* **MATERIAL PROVIDED**
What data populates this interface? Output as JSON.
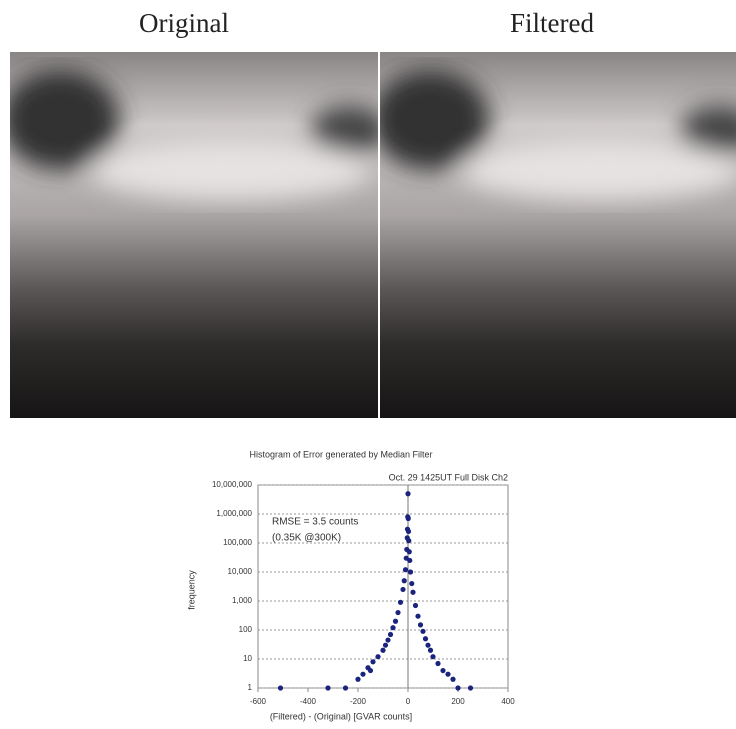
{
  "images": {
    "left_caption": "Original",
    "right_caption": "Filtered"
  },
  "chart_data": {
    "type": "scatter",
    "title": "Histogram of Error generated by Median Filter",
    "annotations": [
      "Oct. 29 1425UT Full Disk Ch2",
      "RMSE = 3.5 counts",
      "(0.35K @300K)"
    ],
    "xlabel": "(Filtered) - (Original) [GVAR counts]",
    "ylabel": "frequency",
    "color": "#1a237e",
    "log_y": true,
    "grid": true,
    "xlim": [
      -600,
      400
    ],
    "xticks": [
      -600,
      -400,
      -200,
      0,
      200,
      400
    ],
    "ylim": [
      1,
      10000000
    ],
    "yticks": [
      1,
      10,
      100,
      {
        "value": 1000,
        "label": "1,000"
      },
      {
        "value": 10000,
        "label": "10,000"
      },
      {
        "value": 100000,
        "label": "100,000"
      },
      {
        "value": 1000000,
        "label": "1,000,000"
      },
      {
        "value": 10000000,
        "label": "10,000,000"
      }
    ],
    "x": [
      -510,
      -320,
      -250,
      -200,
      -180,
      -160,
      -150,
      -140,
      -120,
      -100,
      -90,
      -80,
      -70,
      -60,
      -50,
      -40,
      -30,
      -20,
      -15,
      -10,
      -7,
      -5,
      -3,
      -2,
      -1,
      0,
      1,
      2,
      3,
      5,
      7,
      10,
      15,
      20,
      30,
      40,
      50,
      60,
      70,
      80,
      90,
      100,
      120,
      140,
      160,
      180,
      200,
      250
    ],
    "values": [
      1,
      1,
      1,
      2,
      3,
      5,
      4,
      8,
      12,
      20,
      30,
      45,
      70,
      120,
      200,
      400,
      900,
      2500,
      5000,
      12000,
      30000,
      60000,
      150000,
      300000,
      800000,
      5000000,
      700000,
      250000,
      120000,
      50000,
      25000,
      10000,
      4000,
      2000,
      700,
      300,
      150,
      90,
      50,
      30,
      20,
      12,
      7,
      4,
      3,
      2,
      1,
      1
    ]
  }
}
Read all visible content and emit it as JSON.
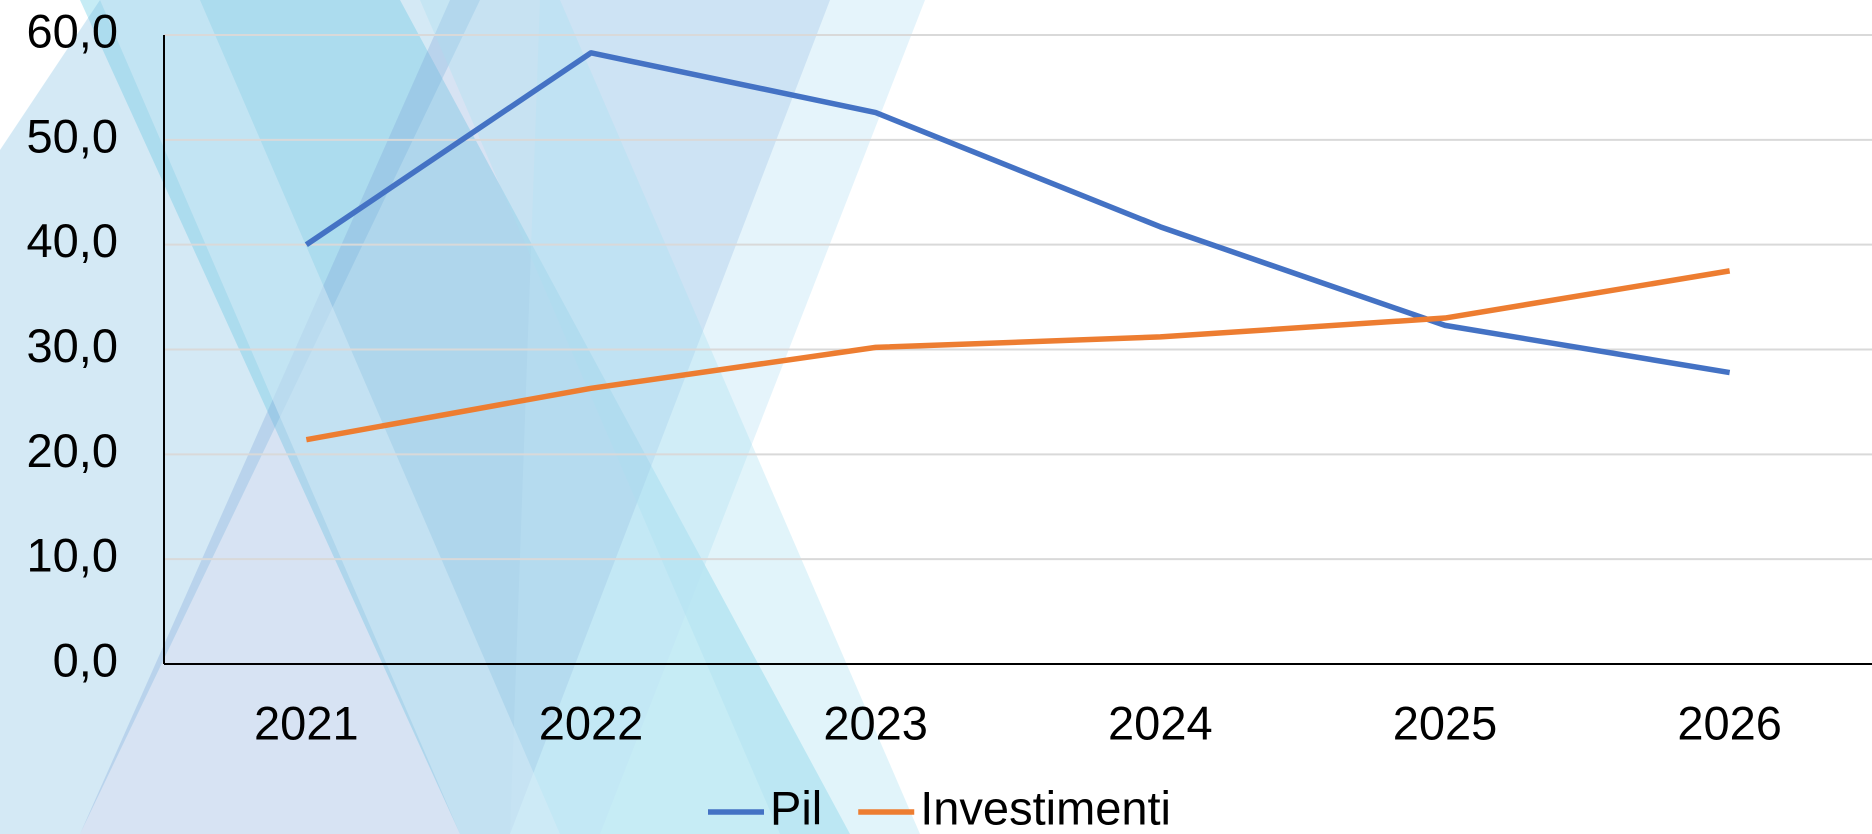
{
  "chart_data": {
    "type": "line",
    "categories": [
      "2021",
      "2022",
      "2023",
      "2024",
      "2025",
      "2026"
    ],
    "series": [
      {
        "name": "Pil",
        "color": "#4472c4",
        "values": [
          40.0,
          58.3,
          52.6,
          41.7,
          32.3,
          27.8
        ]
      },
      {
        "name": "Investimenti",
        "color": "#ed7d31",
        "values": [
          21.4,
          26.3,
          30.2,
          31.2,
          33.0,
          37.5
        ]
      }
    ],
    "ylim": [
      0,
      60
    ],
    "yticks": [
      {
        "value": 0,
        "label": "0,0"
      },
      {
        "value": 10,
        "label": "10,0"
      },
      {
        "value": 20,
        "label": "20,0"
      },
      {
        "value": 30,
        "label": "30,0"
      },
      {
        "value": 40,
        "label": "40,0"
      },
      {
        "value": 50,
        "label": "50,0"
      },
      {
        "value": 60,
        "label": "60,0"
      }
    ],
    "grid": true,
    "legend": "bottom"
  }
}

* **TASK DIRECTIONS**
Copy out the records above in full, exactly as written, but not the pictures.

* **FINAL RESULT**
What data populates this interface? Output as JSON.
{
  "images": {
    "left_caption": "Original",
    "right_caption": "Filtered"
  },
  "chart_data": {
    "type": "scatter",
    "title": "Histogram of Error generated by Median Filter",
    "annotations": [
      "Oct. 29 1425UT Full Disk Ch2",
      "RMSE = 3.5 counts",
      "(0.35K @300K)"
    ],
    "xlabel": "(Filtered) - (Original) [GVAR counts]",
    "ylabel": "frequency",
    "color": "#1a237e",
    "log_y": true,
    "grid": true,
    "xlim": [
      -600,
      400
    ],
    "xticks": [
      -600,
      -400,
      -200,
      0,
      200,
      400
    ],
    "ylim": [
      1,
      10000000
    ],
    "yticks": [
      1,
      10,
      100,
      {
        "value": 1000,
        "label": "1,000"
      },
      {
        "value": 10000,
        "label": "10,000"
      },
      {
        "value": 100000,
        "label": "100,000"
      },
      {
        "value": 1000000,
        "label": "1,000,000"
      },
      {
        "value": 10000000,
        "label": "10,000,000"
      }
    ],
    "x": [
      -510,
      -320,
      -250,
      -200,
      -180,
      -160,
      -150,
      -140,
      -120,
      -100,
      -90,
      -80,
      -70,
      -60,
      -50,
      -40,
      -30,
      -20,
      -15,
      -10,
      -7,
      -5,
      -3,
      -2,
      -1,
      0,
      1,
      2,
      3,
      5,
      7,
      10,
      15,
      20,
      30,
      40,
      50,
      60,
      70,
      80,
      90,
      100,
      120,
      140,
      160,
      180,
      200,
      250
    ],
    "values": [
      1,
      1,
      1,
      2,
      3,
      5,
      4,
      8,
      12,
      20,
      30,
      45,
      70,
      120,
      200,
      400,
      900,
      2500,
      5000,
      12000,
      30000,
      60000,
      150000,
      300000,
      800000,
      5000000,
      700000,
      250000,
      120000,
      50000,
      25000,
      10000,
      4000,
      2000,
      700,
      300,
      150,
      90,
      50,
      30,
      20,
      12,
      7,
      4,
      3,
      2,
      1,
      1
    ]
  }
}
Read all visible content and emit it as JSON.
{
  "chart_data": {
    "type": "line",
    "categories": [
      "2021",
      "2022",
      "2023",
      "2024",
      "2025",
      "2026"
    ],
    "series": [
      {
        "name": "Pil",
        "color": "#4472c4",
        "values": [
          40.0,
          58.3,
          52.6,
          41.7,
          32.3,
          27.8
        ]
      },
      {
        "name": "Investimenti",
        "color": "#ed7d31",
        "values": [
          21.4,
          26.3,
          30.2,
          31.2,
          33.0,
          37.5
        ]
      }
    ],
    "ylim": [
      0,
      60
    ],
    "yticks": [
      {
        "value": 0,
        "label": "0,0"
      },
      {
        "value": 10,
        "label": "10,0"
      },
      {
        "value": 20,
        "label": "20,0"
      },
      {
        "value": 30,
        "label": "30,0"
      },
      {
        "value": 40,
        "label": "40,0"
      },
      {
        "value": 50,
        "label": "50,0"
      },
      {
        "value": 60,
        "label": "60,0"
      }
    ],
    "grid": true,
    "legend": "bottom"
  }
}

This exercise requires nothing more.